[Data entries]

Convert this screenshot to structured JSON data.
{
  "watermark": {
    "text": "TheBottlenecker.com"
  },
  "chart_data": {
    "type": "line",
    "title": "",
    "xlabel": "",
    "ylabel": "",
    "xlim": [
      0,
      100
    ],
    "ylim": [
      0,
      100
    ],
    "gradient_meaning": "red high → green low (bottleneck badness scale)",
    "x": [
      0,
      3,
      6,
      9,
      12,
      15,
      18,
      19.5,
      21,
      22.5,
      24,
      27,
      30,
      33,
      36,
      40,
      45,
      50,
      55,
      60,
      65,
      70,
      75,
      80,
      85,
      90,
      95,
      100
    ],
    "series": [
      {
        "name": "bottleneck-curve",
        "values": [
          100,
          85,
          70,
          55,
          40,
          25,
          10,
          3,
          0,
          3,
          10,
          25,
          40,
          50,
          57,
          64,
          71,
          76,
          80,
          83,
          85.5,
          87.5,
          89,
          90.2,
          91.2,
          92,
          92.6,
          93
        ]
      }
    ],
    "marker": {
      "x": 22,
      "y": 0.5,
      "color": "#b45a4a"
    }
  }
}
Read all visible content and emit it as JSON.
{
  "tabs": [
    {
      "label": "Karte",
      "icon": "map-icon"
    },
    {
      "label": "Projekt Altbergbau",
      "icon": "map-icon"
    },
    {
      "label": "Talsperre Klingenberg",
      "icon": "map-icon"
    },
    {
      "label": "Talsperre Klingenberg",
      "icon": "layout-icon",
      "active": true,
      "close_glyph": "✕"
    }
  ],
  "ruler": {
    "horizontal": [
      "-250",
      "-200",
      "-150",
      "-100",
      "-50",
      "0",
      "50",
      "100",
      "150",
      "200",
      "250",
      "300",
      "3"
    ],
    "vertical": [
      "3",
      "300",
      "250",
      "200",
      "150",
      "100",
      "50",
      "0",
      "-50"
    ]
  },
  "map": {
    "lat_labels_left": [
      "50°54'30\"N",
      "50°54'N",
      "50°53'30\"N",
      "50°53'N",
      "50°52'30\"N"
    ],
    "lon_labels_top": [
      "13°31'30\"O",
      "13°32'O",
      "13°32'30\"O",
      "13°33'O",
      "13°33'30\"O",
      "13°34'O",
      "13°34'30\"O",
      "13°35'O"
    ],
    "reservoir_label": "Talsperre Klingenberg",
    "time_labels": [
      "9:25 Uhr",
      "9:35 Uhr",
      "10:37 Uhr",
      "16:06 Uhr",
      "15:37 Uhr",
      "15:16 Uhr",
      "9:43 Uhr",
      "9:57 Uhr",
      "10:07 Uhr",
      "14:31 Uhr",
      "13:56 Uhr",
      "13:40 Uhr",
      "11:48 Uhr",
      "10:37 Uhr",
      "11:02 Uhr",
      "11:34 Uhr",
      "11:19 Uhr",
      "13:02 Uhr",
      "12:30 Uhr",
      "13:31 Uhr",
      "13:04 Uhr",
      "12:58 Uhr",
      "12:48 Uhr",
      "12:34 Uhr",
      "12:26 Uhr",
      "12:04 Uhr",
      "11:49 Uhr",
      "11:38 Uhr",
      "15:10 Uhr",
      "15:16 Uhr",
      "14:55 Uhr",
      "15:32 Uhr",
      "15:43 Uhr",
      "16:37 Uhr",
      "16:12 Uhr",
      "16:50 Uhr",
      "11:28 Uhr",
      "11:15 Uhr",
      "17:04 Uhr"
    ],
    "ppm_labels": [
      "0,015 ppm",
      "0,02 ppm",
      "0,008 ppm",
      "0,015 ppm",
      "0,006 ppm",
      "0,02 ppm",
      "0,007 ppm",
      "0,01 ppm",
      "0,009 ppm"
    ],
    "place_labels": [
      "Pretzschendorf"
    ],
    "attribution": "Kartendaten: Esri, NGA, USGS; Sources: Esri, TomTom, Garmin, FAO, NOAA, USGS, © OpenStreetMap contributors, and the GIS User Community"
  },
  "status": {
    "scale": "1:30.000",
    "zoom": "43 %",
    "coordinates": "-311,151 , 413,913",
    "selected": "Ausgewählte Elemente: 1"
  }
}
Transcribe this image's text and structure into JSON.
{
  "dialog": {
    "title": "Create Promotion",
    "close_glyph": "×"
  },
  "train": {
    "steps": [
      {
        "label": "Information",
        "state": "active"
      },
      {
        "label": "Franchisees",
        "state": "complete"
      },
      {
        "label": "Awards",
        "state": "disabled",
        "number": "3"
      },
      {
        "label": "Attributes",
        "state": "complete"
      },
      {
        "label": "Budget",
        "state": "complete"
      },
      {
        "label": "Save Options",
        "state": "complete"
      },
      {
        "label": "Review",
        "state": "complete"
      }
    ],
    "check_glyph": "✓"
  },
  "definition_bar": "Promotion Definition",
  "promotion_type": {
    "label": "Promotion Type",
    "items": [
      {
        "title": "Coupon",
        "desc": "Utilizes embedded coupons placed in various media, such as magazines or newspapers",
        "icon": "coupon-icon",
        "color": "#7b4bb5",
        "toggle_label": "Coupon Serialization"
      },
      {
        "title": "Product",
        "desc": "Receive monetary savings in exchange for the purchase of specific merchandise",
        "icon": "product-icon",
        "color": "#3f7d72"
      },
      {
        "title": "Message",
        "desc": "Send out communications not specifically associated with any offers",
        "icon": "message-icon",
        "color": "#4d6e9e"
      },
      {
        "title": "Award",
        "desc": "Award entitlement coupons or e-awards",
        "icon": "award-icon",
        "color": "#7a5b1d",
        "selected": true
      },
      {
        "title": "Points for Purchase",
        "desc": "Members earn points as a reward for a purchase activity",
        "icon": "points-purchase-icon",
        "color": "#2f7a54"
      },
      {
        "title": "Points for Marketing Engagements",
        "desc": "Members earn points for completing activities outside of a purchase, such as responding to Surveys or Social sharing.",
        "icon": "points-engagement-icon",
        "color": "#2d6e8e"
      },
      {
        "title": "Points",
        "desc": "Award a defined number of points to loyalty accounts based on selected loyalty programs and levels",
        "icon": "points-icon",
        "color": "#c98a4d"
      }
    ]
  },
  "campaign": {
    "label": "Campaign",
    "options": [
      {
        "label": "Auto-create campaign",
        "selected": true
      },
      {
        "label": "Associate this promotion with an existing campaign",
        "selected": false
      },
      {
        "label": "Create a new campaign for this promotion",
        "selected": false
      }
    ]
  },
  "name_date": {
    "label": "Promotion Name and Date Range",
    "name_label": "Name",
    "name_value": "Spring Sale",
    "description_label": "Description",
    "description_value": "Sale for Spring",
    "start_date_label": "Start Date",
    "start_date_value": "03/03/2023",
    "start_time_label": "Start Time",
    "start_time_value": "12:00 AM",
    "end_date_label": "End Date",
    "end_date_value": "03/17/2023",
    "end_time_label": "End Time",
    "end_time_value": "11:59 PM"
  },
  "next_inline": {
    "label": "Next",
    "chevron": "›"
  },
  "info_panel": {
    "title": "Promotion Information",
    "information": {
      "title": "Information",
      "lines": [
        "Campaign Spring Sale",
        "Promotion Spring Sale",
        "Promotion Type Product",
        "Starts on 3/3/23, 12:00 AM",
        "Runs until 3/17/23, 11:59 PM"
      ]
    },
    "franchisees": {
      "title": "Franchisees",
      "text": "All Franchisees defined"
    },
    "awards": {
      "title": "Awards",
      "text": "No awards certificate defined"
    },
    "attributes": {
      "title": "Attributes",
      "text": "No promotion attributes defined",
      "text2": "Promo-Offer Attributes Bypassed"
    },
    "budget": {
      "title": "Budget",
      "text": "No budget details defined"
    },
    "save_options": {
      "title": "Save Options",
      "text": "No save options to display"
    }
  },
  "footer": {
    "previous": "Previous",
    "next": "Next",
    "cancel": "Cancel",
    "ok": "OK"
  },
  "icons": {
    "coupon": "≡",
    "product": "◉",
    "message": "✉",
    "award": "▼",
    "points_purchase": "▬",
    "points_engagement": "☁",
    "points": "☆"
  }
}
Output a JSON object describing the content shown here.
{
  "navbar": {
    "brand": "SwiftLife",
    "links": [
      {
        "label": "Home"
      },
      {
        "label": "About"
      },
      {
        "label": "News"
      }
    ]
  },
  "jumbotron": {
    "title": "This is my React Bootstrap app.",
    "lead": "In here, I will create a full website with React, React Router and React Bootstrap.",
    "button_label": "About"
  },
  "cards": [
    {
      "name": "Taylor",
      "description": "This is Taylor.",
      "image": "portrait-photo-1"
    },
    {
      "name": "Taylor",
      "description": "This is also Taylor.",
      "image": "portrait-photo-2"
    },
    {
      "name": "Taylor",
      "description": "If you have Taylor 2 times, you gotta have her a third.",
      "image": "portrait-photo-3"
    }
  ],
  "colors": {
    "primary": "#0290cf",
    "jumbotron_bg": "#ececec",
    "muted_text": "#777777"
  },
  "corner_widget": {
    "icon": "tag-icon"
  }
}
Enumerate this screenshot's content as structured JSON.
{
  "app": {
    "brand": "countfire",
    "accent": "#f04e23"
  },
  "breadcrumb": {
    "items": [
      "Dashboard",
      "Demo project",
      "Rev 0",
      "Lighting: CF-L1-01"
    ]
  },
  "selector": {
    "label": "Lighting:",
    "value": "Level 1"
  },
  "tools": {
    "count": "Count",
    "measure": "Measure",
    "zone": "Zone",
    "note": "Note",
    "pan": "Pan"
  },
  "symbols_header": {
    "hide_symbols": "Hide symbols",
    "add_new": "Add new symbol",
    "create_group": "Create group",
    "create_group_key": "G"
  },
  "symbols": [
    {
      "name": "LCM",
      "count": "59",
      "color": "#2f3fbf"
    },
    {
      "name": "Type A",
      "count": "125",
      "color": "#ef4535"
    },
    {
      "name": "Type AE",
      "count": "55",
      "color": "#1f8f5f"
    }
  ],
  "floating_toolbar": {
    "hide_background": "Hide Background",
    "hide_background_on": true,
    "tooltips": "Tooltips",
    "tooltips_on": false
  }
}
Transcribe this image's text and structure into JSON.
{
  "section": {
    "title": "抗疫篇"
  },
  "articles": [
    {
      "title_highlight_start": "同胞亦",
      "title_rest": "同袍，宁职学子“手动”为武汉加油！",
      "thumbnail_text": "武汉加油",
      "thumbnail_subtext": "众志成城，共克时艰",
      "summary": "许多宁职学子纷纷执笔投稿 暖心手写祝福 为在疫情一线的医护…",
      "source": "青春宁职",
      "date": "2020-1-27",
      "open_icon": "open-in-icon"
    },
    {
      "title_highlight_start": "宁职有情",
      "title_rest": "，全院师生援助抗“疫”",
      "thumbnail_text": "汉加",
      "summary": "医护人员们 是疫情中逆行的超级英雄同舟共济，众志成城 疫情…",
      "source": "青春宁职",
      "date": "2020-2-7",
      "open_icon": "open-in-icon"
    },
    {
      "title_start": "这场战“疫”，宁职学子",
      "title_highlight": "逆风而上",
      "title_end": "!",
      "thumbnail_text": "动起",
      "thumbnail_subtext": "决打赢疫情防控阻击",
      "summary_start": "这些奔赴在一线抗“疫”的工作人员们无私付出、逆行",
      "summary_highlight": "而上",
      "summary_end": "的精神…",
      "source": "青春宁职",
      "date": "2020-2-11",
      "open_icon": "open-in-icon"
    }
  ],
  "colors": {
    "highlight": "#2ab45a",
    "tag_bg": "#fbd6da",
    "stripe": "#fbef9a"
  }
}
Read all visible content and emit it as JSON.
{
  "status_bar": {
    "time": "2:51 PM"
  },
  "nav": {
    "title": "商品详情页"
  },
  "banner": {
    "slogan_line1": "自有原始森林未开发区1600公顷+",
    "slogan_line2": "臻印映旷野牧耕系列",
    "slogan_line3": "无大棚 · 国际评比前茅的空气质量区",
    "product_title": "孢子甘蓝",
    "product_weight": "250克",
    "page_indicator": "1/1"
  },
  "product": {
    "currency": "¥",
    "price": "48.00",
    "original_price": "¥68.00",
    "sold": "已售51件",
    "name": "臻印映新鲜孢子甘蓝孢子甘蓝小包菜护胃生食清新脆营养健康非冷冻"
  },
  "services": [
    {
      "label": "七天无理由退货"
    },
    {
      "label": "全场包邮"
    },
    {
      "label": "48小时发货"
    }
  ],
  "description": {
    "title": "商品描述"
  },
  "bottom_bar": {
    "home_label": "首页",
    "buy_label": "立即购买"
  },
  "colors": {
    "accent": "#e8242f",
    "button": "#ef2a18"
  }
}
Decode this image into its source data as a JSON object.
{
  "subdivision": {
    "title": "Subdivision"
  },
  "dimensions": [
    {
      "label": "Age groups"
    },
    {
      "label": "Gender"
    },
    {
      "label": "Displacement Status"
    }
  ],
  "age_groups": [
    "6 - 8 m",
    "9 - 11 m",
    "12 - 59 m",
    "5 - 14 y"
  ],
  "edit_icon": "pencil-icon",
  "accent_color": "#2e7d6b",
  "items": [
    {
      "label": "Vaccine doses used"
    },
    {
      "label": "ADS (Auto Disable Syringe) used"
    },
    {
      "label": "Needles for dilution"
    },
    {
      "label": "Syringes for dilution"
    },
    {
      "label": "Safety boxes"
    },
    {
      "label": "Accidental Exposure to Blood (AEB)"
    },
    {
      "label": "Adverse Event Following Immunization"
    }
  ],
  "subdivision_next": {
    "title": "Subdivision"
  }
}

● **SET EXERCISE**
Pick out and copy the lines of the entries that hold the string "JSON".

● **COMPLETE ANSWER**
Convert this screenshot to structured JSON data.
Read all visible content and emit it as JSON.
Transcribe this image's text and structure into JSON.
Output a JSON object describing the content shown here.
Enumerate this screenshot's content as structured JSON.
Transcribe this image's text and structure into JSON.
Read all visible content and emit it as JSON.
Decode this image into its source data as a JSON object.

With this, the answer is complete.